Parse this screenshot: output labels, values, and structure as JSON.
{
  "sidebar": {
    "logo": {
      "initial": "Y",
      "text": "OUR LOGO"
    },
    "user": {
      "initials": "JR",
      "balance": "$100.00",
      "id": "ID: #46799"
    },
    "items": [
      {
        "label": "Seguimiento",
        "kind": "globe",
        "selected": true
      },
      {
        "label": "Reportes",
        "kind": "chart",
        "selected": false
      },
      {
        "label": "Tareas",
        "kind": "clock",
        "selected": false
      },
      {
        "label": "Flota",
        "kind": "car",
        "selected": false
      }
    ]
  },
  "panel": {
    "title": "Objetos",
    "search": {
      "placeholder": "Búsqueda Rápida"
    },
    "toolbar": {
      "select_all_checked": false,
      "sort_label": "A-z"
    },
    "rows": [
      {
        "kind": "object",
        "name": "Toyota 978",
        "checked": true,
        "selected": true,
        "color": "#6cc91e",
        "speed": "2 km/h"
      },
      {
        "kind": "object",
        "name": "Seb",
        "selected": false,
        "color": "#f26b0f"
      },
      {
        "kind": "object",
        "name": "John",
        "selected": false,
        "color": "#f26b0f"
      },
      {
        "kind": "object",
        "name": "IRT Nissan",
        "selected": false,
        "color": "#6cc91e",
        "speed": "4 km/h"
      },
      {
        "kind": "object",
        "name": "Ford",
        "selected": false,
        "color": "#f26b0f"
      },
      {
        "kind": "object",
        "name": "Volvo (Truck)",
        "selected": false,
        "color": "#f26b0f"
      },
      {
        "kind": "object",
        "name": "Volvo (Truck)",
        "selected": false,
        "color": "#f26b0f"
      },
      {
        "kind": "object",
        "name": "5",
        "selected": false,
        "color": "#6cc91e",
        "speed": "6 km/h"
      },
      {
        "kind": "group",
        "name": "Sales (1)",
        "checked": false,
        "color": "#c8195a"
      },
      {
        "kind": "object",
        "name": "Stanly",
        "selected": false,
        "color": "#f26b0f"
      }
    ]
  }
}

# Given problem
Copy out all lines where the word "true" appears.

# Answer for this exercise
        "selected": true
        "checked": true,
        "selected": true,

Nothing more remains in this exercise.